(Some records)
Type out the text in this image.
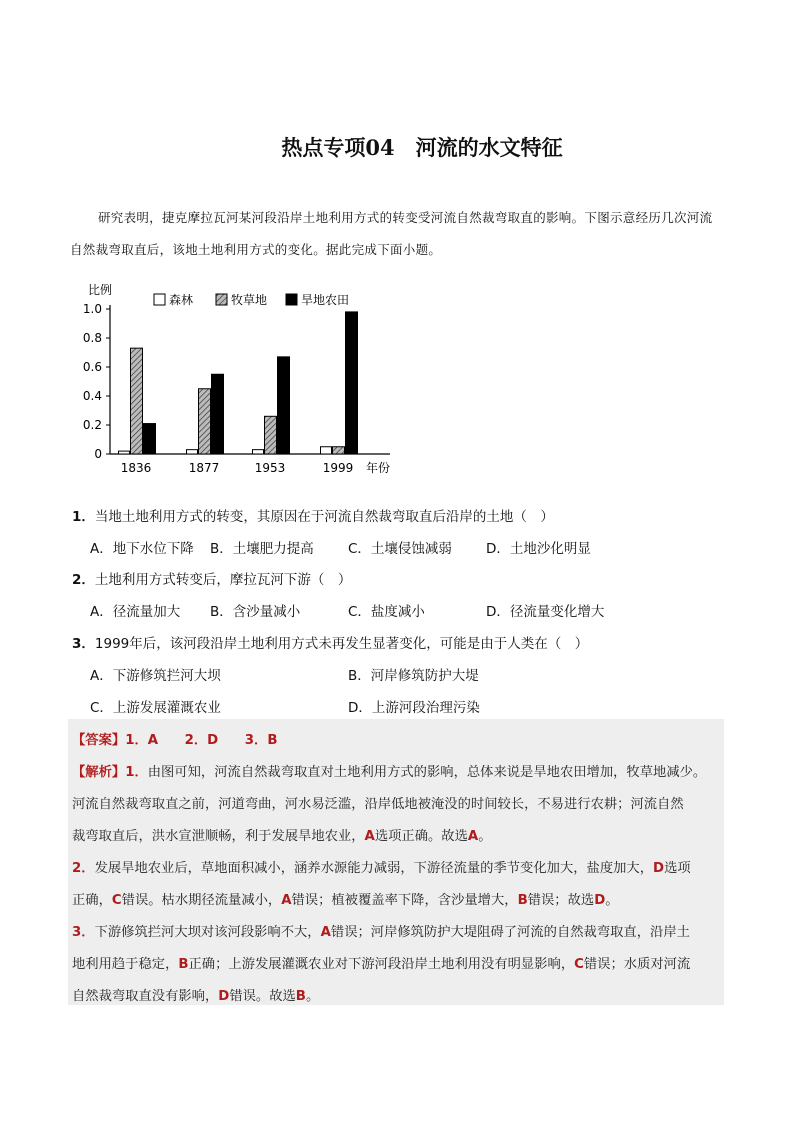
热点专项04　河流的水文特征
研究表明，捷克摩拉瓦河某河段沿岸土地利用方式的转变受河流自然裁弯取直的影响。下图示意经历几次河流自然裁弯取直后，该地土地利用方式的变化。据此完成下面小题。
1.0
0.8
0.6
0.4
0.2
0
比例
1836	1877	1953	1999 年份
森林	牧草地	旱地农田
1．当地土地利用方式的转变，其原因在于河流自然裁弯取直后沿岸的土地（　）
A．地下水位下降 B．土壤肥力提高	C．土壤侵蚀减弱	D．土地沙化明显
2．土地利用方式转变后，摩拉瓦河下游（　）
A．径流量加大 B．含沙量减小	C．盐度减小	D．径流量变化增大
3．1999年后，该河段沿岸土地利用方式未再发生显著变化，可能是由于人类在（　）
A．下游修筑拦河大坝	B．河岸修筑防护大堤
C．上游发展灌溉农业	D．上游河段治理污染
【答案】1．A　　2．D　　3．B
【解析】1．由图可知，河流自然裁弯取直对土地利用方式的影响，总体来说是旱地农田增加，牧草地减少。
河流自然裁弯取直之前，河道弯曲，河水易泛滥，沿岸低地被淹没的时间较长，不易进行农耕；河流自然
裁弯取直后，洪水宣泄顺畅，利于发展旱地农业，A选项正确。故选A。
2．发展旱地农业后，草地面积减小，涵养水源能力减弱，下游径流量的季节变化加大，盐度加大，D选项
正确，C错误。枯水期径流量减小，A错误；植被覆盖率下降，含沙量增大，B错误；故选D。
3．下游修筑拦河大坝对该河段影响不大，A错误；河岸修筑防护大堤阻碍了河流的自然裁弯取直，沿岸土
地利用趋于稳定，B正确；上游发展灌溉农业对下游河段沿岸土地利用没有明显影响，C错误；水质对河流
自然裁弯取直没有影响，D错误。故选B。
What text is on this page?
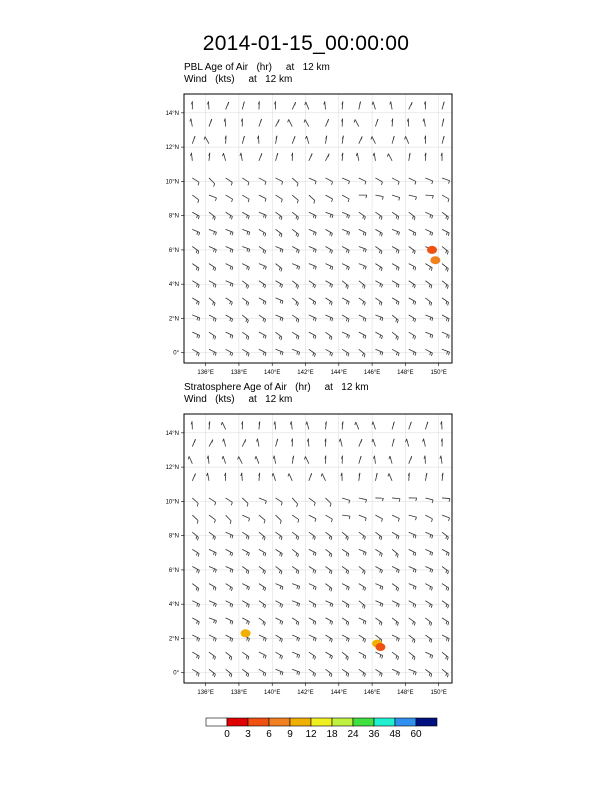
2014-01-15_00:00:00
PBL Age of Air   (hr)     at   12 km
Wind   (kts)     at   12 km
Stratosphere Age of Air   (hr)     at   12 km
Wind   (kts)     at   12 km
136°E	138°E	140°E	142°E	144°E	146°E	148°E	150°E
0°
2°N
4°N
6°N
8°N
10°N
12°N
14°N
136°E	138°E	140°E	142°E	144°E	146°E	148°E	150°E
0°
2°N
4°N
6°N
8°N
10°N
12°N
14°N
0	3	6	9	12 18 24 36 48 60
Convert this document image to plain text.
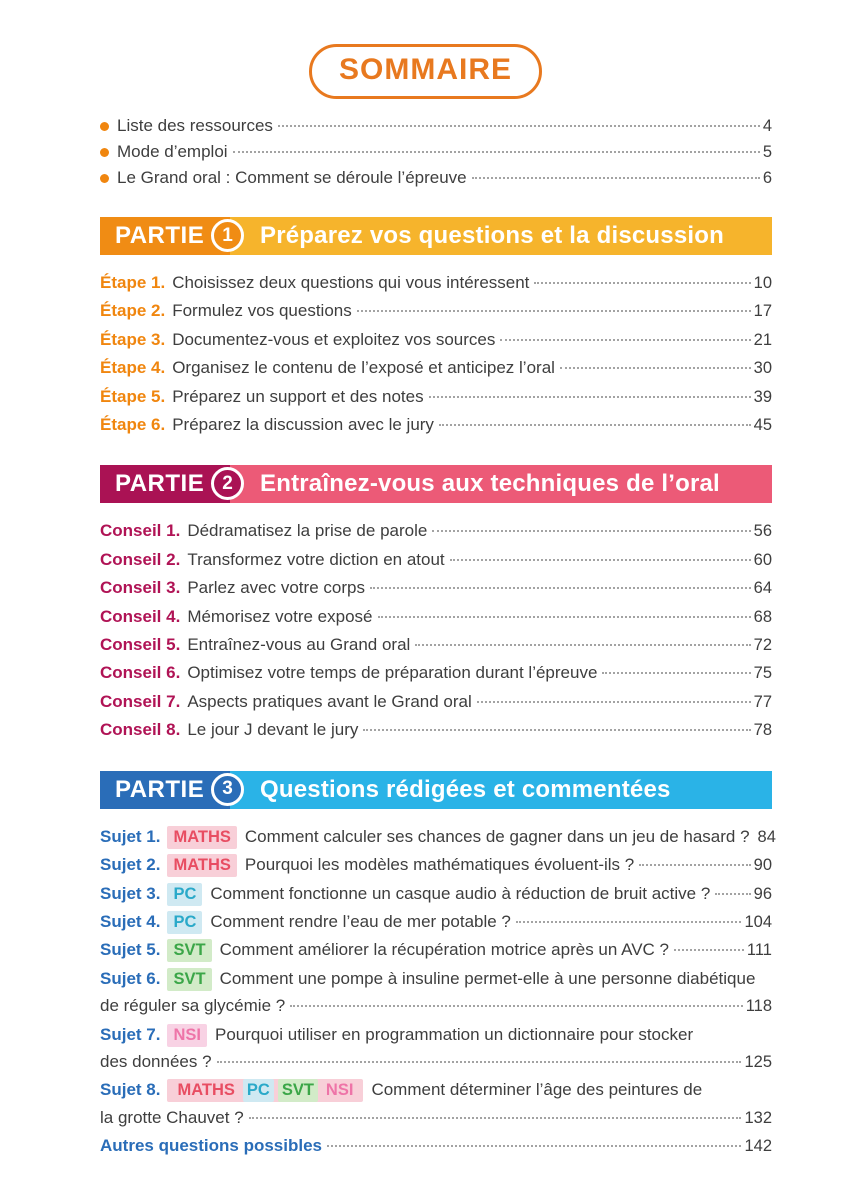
SOMMAIRE
Liste des ressources	4
Mode d’emploi	5
Le Grand oral : Comment se déroule l’épreuve	6
PARTIE	Préparez vos questions et la discussion
1
Étape 1. Choisissez deux questions qui vous intéressent	10
Étape 2. Formulez vos questions	17
Étape 3. Documentez-vous et exploitez vos sources	21
Étape 4. Organisez le contenu de l’exposé et anticipez l’oral	30
Étape 5. Préparez un support et des notes	39
Étape 6. Préparez la discussion avec le jury	45
PARTIE	Entraînez-vous aux techniques de l’oral
2
Conseil 1. Dédramatisez la prise de parole	56
Conseil 2. Transformez votre diction en atout	60
Conseil 3. Parlez avec votre corps	64
Conseil 4. Mémorisez votre exposé	68
Conseil 5. Entraînez-vous au Grand oral	72
Conseil 6. Optimisez votre temps de préparation durant l’épreuve	75
Conseil 7. Aspects pratiques avant le Grand oral	77
Conseil 8. Le jour J devant le jury	78
PARTIE	Questions rédigées et commentées
3
Sujet 1. MATHS Comment calculer ses chances de gagner dans un jeu de hasard ? 84
Sujet 2. MATHS Pourquoi les modèles mathématiques évoluent-ils ?	90
Sujet 3. PC Comment fonctionne un casque audio à réduction de bruit active ?	96
Sujet 4. PC Comment rendre l’eau de mer potable ?	104
Sujet 5. SVT Comment améliorer la récupération motrice après un AVC ?	111
Sujet 6. SVT Comment une pompe à insuline permet-elle à une personne diabétique
de réguler sa glycémie ?	118
Sujet 7. NSI Pourquoi utiliser en programmation un dictionnaire pour stocker
des données ?	125
Sujet 8. MATHS PC SVT NSI Comment déterminer l’âge des peintures de
la grotte Chauvet ?	132
Autres questions possibles	142
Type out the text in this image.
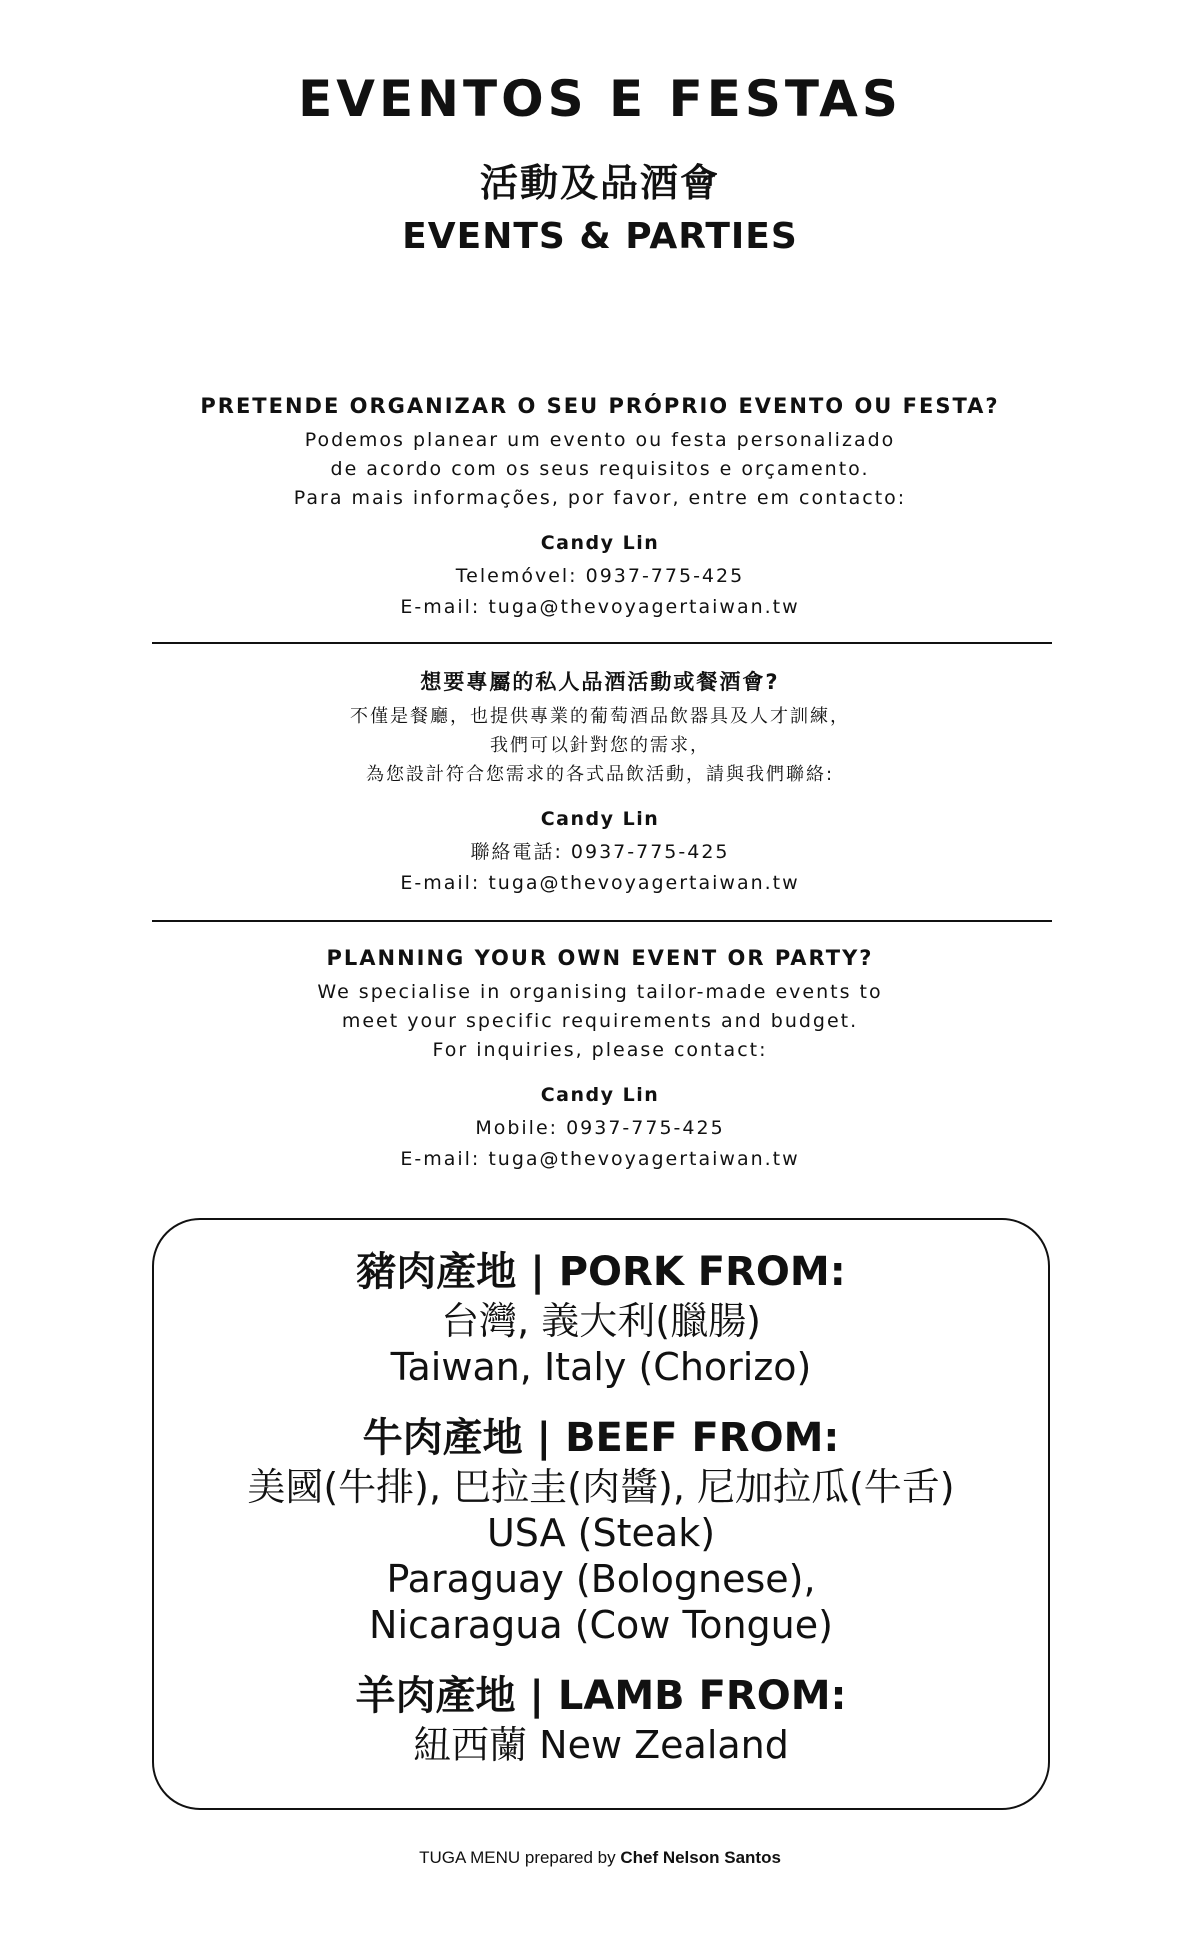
EVENTOS E FESTAS
活動及品酒會
EVENTS & PARTIES
PRETENDE ORGANIZAR O SEU PRÓPRIO EVENTO OU FESTA?
Podemos planear um evento ou festa personalizado
de acordo com os seus requisitos e orçamento.
Para mais informações, por favor, entre em contacto:
Candy Lin
Telemóvel: 0937-775-425
E-mail: tuga@thevoyagertaiwan.tw
想要專屬的私人品酒活動或餐酒會?
不僅是餐廳，也提供專業的葡萄酒品飲器具及人才訓練，
我們可以針對您的需求，
為您設計符合您需求的各式品飲活動，請與我們聯絡:
Candy Lin
聯絡電話: 0937-775-425
E-mail: tuga@thevoyagertaiwan.tw
PLANNING YOUR OWN EVENT OR PARTY?
We specialise in organising tailor-made events to
meet your specific requirements and budget.
For inquiries, please contact:
Candy Lin
Mobile: 0937-775-425
E-mail: tuga@thevoyagertaiwan.tw
豬肉產地 | PORK FROM:
台灣, 義大利(臘腸)
Taiwan, Italy (Chorizo)
牛肉產地 | BEEF FROM:
美國(牛排), 巴拉圭(肉醬), 尼加拉瓜(牛舌)
USA (Steak)
Paraguay (Bolognese),
Nicaragua (Cow Tongue)
羊肉產地 | LAMB FROM:
紐西蘭 New Zealand
TUGA MENU prepared by Chef Nelson Santos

*Task directions*:
Print each line of the material above exactly, with the pictures removed from your copy.

*Response to this task*:
Type out the text in this image.
热点专项04　河流的水文特征
研究表明，捷克摩拉瓦河某河段沿岸土地利用方式的转变受河流自然裁弯取直的影响。下图示意经历几次河流自然裁弯取直后，该地土地利用方式的变化。据此完成下面小题。
1.0
0.8
0.6
0.4
0.2
0
比例
1836	1877	1953	1999 年份
森林	牧草地	旱地农田
1．当地土地利用方式的转变，其原因在于河流自然裁弯取直后沿岸的土地（　）
A．地下水位下降 B．土壤肥力提高	C．土壤侵蚀减弱	D．土地沙化明显
2．土地利用方式转变后，摩拉瓦河下游（　）
A．径流量加大 B．含沙量减小	C．盐度减小	D．径流量变化增大
3．1999年后，该河段沿岸土地利用方式未再发生显著变化，可能是由于人类在（　）
A．下游修筑拦河大坝	B．河岸修筑防护大堤
C．上游发展灌溉农业	D．上游河段治理污染
【答案】1．A　　2．D　　3．B
【解析】1．由图可知，河流自然裁弯取直对土地利用方式的影响，总体来说是旱地农田增加，牧草地减少。
河流自然裁弯取直之前，河道弯曲，河水易泛滥，沿岸低地被淹没的时间较长，不易进行农耕；河流自然
裁弯取直后，洪水宣泄顺畅，利于发展旱地农业，A选项正确。故选A。
2．发展旱地农业后，草地面积减小，涵养水源能力减弱，下游径流量的季节变化加大，盐度加大，D选项
正确，C错误。枯水期径流量减小，A错误；植被覆盖率下降，含沙量增大，B错误；故选D。
3．下游修筑拦河大坝对该河段影响不大，A错误；河岸修筑防护大堤阻碍了河流的自然裁弯取直，沿岸土
地利用趋于稳定，B正确；上游发展灌溉农业对下游河段沿岸土地利用没有明显影响，C错误；水质对河流
自然裁弯取直没有影响，D错误。故选B。
What text is on this page?
2014-01-15_00:00:00
PBL Age of Air   (hr)     at   12 km
Wind   (kts)     at   12 km
Stratosphere Age of Air   (hr)     at   12 km
Wind   (kts)     at   12 km
136°E	138°E	140°E	142°E	144°E	146°E	148°E	150°E
0°
2°N
4°N
6°N
8°N
10°N
12°N
14°N
136°E	138°E	140°E	142°E	144°E	146°E	148°E	150°E
0°
2°N
4°N
6°N
8°N
10°N
12°N
14°N
0	3	6	9	12 18 24 36 48 60
Convert this document image to plain text.
SOMMAIRE
Liste des ressources	4
Mode d’emploi	5
Le Grand oral : Comment se déroule l’épreuve	6
PARTIE	Préparez vos questions et la discussion
1
Étape 1. Choisissez deux questions qui vous intéressent	10
Étape 2. Formulez vos questions	17
Étape 3. Documentez-vous et exploitez vos sources	21
Étape 4. Organisez le contenu de l’exposé et anticipez l’oral	30
Étape 5. Préparez un support et des notes	39
Étape 6. Préparez la discussion avec le jury	45
PARTIE	Entraînez-vous aux techniques de l’oral
2
Conseil 1. Dédramatisez la prise de parole	56
Conseil 2. Transformez votre diction en atout	60
Conseil 3. Parlez avec votre corps	64
Conseil 4. Mémorisez votre exposé	68
Conseil 5. Entraînez-vous au Grand oral	72
Conseil 6. Optimisez votre temps de préparation durant l’épreuve	75
Conseil 7. Aspects pratiques avant le Grand oral	77
Conseil 8. Le jour J devant le jury	78
PARTIE	Questions rédigées et commentées
3
Sujet 1. MATHS Comment calculer ses chances de gagner dans un jeu de hasard ? 84
Sujet 2. MATHS Pourquoi les modèles mathématiques évoluent-ils ?	90
Sujet 3. PC Comment fonctionne un casque audio à réduction de bruit active ?	96
Sujet 4. PC Comment rendre l’eau de mer potable ?	104
Sujet 5. SVT Comment améliorer la récupération motrice après un AVC ?	111
Sujet 6. SVT Comment une pompe à insuline permet-elle à une personne diabétique
de réguler sa glycémie ?	118
Sujet 7. NSI Pourquoi utiliser en programmation un dictionnaire pour stocker
des données ?	125
Sujet 8. MATHS PC SVT NSI Comment déterminer l’âge des peintures de
la grotte Chauvet ?	132
Autres questions possibles	142
Type out the text in this image.
EVENTOS E FESTAS
活動及品酒會
EVENTS & PARTIES
PRETENDE ORGANIZAR O SEU PRÓPRIO EVENTO OU FESTA?
Podemos planear um evento ou festa personalizado
de acordo com os seus requisitos e orçamento.
Para mais informações, por favor, entre em contacto:
Candy Lin
Telemóvel: 0937-775-425
E-mail: tuga@thevoyagertaiwan.tw
想要專屬的私人品酒活動或餐酒會?
不僅是餐廳，也提供專業的葡萄酒品飲器具及人才訓練，
我們可以針對您的需求，
為您設計符合您需求的各式品飲活動，請與我們聯絡:
Candy Lin
聯絡電話: 0937-775-425
E-mail: tuga@thevoyagertaiwan.tw
PLANNING YOUR OWN EVENT OR PARTY?
We specialise in organising tailor-made events to
meet your specific requirements and budget.
For inquiries, please contact:
Candy Lin
Mobile: 0937-775-425
E-mail: tuga@thevoyagertaiwan.tw
豬肉產地 | PORK FROM:
台灣, 義大利(臘腸)
Taiwan, Italy (Chorizo)
牛肉產地 | BEEF FROM:
美國(牛排), 巴拉圭(肉醬), 尼加拉瓜(牛舌)
USA (Steak)
Paraguay (Bolognese),
Nicaragua (Cow Tongue)
羊肉產地 | LAMB FROM:
紐西蘭 New Zealand
TUGA MENU prepared by Chef Nelson Santos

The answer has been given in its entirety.